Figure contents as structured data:
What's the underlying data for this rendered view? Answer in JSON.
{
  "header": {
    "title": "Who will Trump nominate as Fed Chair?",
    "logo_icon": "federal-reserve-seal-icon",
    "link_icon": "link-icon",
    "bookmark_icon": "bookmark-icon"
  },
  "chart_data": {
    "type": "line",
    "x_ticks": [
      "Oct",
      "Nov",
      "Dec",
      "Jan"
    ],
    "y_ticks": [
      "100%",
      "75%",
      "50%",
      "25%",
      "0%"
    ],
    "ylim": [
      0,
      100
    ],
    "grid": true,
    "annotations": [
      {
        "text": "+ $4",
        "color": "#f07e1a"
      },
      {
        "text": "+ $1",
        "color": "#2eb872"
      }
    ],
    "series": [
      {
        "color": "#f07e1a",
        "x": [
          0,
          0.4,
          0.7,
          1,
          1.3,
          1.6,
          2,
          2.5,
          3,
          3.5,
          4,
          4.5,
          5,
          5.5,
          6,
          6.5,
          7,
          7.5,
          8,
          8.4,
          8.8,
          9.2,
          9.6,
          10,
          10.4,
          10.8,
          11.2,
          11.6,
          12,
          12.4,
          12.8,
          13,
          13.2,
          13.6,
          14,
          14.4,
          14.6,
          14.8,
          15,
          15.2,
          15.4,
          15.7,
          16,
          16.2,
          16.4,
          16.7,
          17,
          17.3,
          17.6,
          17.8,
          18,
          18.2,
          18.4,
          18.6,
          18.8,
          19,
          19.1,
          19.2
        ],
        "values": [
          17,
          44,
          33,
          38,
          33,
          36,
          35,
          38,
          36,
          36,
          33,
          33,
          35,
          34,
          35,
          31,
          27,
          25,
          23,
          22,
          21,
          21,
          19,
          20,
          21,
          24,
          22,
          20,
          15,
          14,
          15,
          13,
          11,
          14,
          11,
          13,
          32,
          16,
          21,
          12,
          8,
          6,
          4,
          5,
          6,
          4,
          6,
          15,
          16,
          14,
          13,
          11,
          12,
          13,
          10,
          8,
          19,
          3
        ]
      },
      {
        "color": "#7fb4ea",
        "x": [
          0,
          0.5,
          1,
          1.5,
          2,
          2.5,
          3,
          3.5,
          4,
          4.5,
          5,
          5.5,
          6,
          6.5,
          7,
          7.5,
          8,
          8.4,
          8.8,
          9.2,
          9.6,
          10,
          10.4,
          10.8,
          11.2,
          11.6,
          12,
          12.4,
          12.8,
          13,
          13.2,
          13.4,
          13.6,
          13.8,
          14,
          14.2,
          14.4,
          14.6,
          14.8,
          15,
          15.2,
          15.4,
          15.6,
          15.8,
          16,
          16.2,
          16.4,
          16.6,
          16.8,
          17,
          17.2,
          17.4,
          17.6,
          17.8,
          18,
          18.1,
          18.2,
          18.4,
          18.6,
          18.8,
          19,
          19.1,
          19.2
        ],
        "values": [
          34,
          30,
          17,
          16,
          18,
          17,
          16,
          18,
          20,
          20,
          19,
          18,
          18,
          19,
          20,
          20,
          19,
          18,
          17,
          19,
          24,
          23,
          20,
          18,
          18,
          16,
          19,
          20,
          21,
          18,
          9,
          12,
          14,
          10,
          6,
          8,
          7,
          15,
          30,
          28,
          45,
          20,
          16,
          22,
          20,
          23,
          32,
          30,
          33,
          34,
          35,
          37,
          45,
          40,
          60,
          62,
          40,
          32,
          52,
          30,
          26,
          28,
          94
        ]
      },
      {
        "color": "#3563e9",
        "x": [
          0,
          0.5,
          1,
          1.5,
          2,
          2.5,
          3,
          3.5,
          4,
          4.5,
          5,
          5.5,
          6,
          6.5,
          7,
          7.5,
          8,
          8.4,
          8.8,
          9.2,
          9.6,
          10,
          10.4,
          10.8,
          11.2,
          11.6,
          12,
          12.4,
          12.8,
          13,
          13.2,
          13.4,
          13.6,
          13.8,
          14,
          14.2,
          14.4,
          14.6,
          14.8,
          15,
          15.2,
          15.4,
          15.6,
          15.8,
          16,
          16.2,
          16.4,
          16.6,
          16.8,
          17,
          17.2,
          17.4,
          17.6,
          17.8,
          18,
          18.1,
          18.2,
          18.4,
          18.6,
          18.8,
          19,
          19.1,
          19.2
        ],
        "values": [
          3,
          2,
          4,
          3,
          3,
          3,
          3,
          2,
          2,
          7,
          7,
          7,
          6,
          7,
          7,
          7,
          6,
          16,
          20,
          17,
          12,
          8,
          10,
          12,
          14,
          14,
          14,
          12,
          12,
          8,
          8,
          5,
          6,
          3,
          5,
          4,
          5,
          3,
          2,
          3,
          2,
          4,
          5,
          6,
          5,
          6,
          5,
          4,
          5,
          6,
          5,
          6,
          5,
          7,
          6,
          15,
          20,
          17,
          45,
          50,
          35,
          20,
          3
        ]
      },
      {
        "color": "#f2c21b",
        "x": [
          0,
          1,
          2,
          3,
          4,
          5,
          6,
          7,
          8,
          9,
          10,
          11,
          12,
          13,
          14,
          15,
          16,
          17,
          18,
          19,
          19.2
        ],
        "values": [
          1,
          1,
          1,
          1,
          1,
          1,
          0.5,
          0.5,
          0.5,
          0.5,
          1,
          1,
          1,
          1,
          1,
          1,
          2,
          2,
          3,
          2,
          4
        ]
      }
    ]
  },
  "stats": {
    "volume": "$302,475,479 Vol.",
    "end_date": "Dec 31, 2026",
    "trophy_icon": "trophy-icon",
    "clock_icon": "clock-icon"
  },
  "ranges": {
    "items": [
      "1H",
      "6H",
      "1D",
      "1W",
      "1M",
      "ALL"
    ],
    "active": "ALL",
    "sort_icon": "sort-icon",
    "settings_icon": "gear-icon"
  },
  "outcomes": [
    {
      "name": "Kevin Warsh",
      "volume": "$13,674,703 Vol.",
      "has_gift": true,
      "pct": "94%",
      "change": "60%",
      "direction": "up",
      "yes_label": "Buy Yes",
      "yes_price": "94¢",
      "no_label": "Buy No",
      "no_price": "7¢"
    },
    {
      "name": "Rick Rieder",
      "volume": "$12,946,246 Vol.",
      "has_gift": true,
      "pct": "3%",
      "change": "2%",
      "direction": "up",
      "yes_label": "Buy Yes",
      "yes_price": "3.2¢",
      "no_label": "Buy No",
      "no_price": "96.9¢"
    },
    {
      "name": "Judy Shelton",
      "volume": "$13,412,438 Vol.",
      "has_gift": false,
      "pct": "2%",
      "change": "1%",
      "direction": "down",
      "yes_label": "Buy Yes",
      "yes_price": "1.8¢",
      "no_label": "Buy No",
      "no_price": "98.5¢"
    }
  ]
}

Exercise task: Exactly as written above, please repeat the entries.

Complete answer:
What's the underlying data for this rendered view? Answer in JSON.
{
  "header": {
    "title": "Who will Trump nominate as Fed Chair?",
    "logo_icon": "federal-reserve-seal-icon",
    "link_icon": "link-icon",
    "bookmark_icon": "bookmark-icon"
  },
  "chart_data": {
    "type": "line",
    "x_ticks": [
      "Oct",
      "Nov",
      "Dec",
      "Jan"
    ],
    "y_ticks": [
      "100%",
      "75%",
      "50%",
      "25%",
      "0%"
    ],
    "ylim": [
      0,
      100
    ],
    "grid": true,
    "annotations": [
      {
        "text": "+ $4",
        "color": "#f07e1a"
      },
      {
        "text": "+ $1",
        "color": "#2eb872"
      }
    ],
    "series": [
      {
        "color": "#f07e1a",
        "x": [
          0,
          0.4,
          0.7,
          1,
          1.3,
          1.6,
          2,
          2.5,
          3,
          3.5,
          4,
          4.5,
          5,
          5.5,
          6,
          6.5,
          7,
          7.5,
          8,
          8.4,
          8.8,
          9.2,
          9.6,
          10,
          10.4,
          10.8,
          11.2,
          11.6,
          12,
          12.4,
          12.8,
          13,
          13.2,
          13.6,
          14,
          14.4,
          14.6,
          14.8,
          15,
          15.2,
          15.4,
          15.7,
          16,
          16.2,
          16.4,
          16.7,
          17,
          17.3,
          17.6,
          17.8,
          18,
          18.2,
          18.4,
          18.6,
          18.8,
          19,
          19.1,
          19.2
        ],
        "values": [
          17,
          44,
          33,
          38,
          33,
          36,
          35,
          38,
          36,
          36,
          33,
          33,
          35,
          34,
          35,
          31,
          27,
          25,
          23,
          22,
          21,
          21,
          19,
          20,
          21,
          24,
          22,
          20,
          15,
          14,
          15,
          13,
          11,
          14,
          11,
          13,
          32,
          16,
          21,
          12,
          8,
          6,
          4,
          5,
          6,
          4,
          6,
          15,
          16,
          14,
          13,
          11,
          12,
          13,
          10,
          8,
          19,
          3
        ]
      },
      {
        "color": "#7fb4ea",
        "x": [
          0,
          0.5,
          1,
          1.5,
          2,
          2.5,
          3,
          3.5,
          4,
          4.5,
          5,
          5.5,
          6,
          6.5,
          7,
          7.5,
          8,
          8.4,
          8.8,
          9.2,
          9.6,
          10,
          10.4,
          10.8,
          11.2,
          11.6,
          12,
          12.4,
          12.8,
          13,
          13.2,
          13.4,
          13.6,
          13.8,
          14,
          14.2,
          14.4,
          14.6,
          14.8,
          15,
          15.2,
          15.4,
          15.6,
          15.8,
          16,
          16.2,
          16.4,
          16.6,
          16.8,
          17,
          17.2,
          17.4,
          17.6,
          17.8,
          18,
          18.1,
          18.2,
          18.4,
          18.6,
          18.8,
          19,
          19.1,
          19.2
        ],
        "values": [
          34,
          30,
          17,
          16,
          18,
          17,
          16,
          18,
          20,
          20,
          19,
          18,
          18,
          19,
          20,
          20,
          19,
          18,
          17,
          19,
          24,
          23,
          20,
          18,
          18,
          16,
          19,
          20,
          21,
          18,
          9,
          12,
          14,
          10,
          6,
          8,
          7,
          15,
          30,
          28,
          45,
          20,
          16,
          22,
          20,
          23,
          32,
          30,
          33,
          34,
          35,
          37,
          45,
          40,
          60,
          62,
          40,
          32,
          52,
          30,
          26,
          28,
          94
        ]
      },
      {
        "color": "#3563e9",
        "x": [
          0,
          0.5,
          1,
          1.5,
          2,
          2.5,
          3,
          3.5,
          4,
          4.5,
          5,
          5.5,
          6,
          6.5,
          7,
          7.5,
          8,
          8.4,
          8.8,
          9.2,
          9.6,
          10,
          10.4,
          10.8,
          11.2,
          11.6,
          12,
          12.4,
          12.8,
          13,
          13.2,
          13.4,
          13.6,
          13.8,
          14,
          14.2,
          14.4,
          14.6,
          14.8,
          15,
          15.2,
          15.4,
          15.6,
          15.8,
          16,
          16.2,
          16.4,
          16.6,
          16.8,
          17,
          17.2,
          17.4,
          17.6,
          17.8,
          18,
          18.1,
          18.2,
          18.4,
          18.6,
          18.8,
          19,
          19.1,
          19.2
        ],
        "values": [
          3,
          2,
          4,
          3,
          3,
          3,
          3,
          2,
          2,
          7,
          7,
          7,
          6,
          7,
          7,
          7,
          6,
          16,
          20,
          17,
          12,
          8,
          10,
          12,
          14,
          14,
          14,
          12,
          12,
          8,
          8,
          5,
          6,
          3,
          5,
          4,
          5,
          3,
          2,
          3,
          2,
          4,
          5,
          6,
          5,
          6,
          5,
          4,
          5,
          6,
          5,
          6,
          5,
          7,
          6,
          15,
          20,
          17,
          45,
          50,
          35,
          20,
          3
        ]
      },
      {
        "color": "#f2c21b",
        "x": [
          0,
          1,
          2,
          3,
          4,
          5,
          6,
          7,
          8,
          9,
          10,
          11,
          12,
          13,
          14,
          15,
          16,
          17,
          18,
          19,
          19.2
        ],
        "values": [
          1,
          1,
          1,
          1,
          1,
          1,
          0.5,
          0.5,
          0.5,
          0.5,
          1,
          1,
          1,
          1,
          1,
          1,
          2,
          2,
          3,
          2,
          4
        ]
      }
    ]
  },
  "stats": {
    "volume": "$302,475,479 Vol.",
    "end_date": "Dec 31, 2026",
    "trophy_icon": "trophy-icon",
    "clock_icon": "clock-icon"
  },
  "ranges": {
    "items": [
      "1H",
      "6H",
      "1D",
      "1W",
      "1M",
      "ALL"
    ],
    "active": "ALL",
    "sort_icon": "sort-icon",
    "settings_icon": "gear-icon"
  },
  "outcomes": [
    {
      "name": "Kevin Warsh",
      "volume": "$13,674,703 Vol.",
      "has_gift": true,
      "pct": "94%",
      "change": "60%",
      "direction": "up",
      "yes_label": "Buy Yes",
      "yes_price": "94¢",
      "no_label": "Buy No",
      "no_price": "7¢"
    },
    {
      "name": "Rick Rieder",
      "volume": "$12,946,246 Vol.",
      "has_gift": true,
      "pct": "3%",
      "change": "2%",
      "direction": "up",
      "yes_label": "Buy Yes",
      "yes_price": "3.2¢",
      "no_label": "Buy No",
      "no_price": "96.9¢"
    },
    {
      "name": "Judy Shelton",
      "volume": "$13,412,438 Vol.",
      "has_gift": false,
      "pct": "2%",
      "change": "1%",
      "direction": "down",
      "yes_label": "Buy Yes",
      "yes_price": "1.8¢",
      "no_label": "Buy No",
      "no_price": "98.5¢"
    }
  ]
}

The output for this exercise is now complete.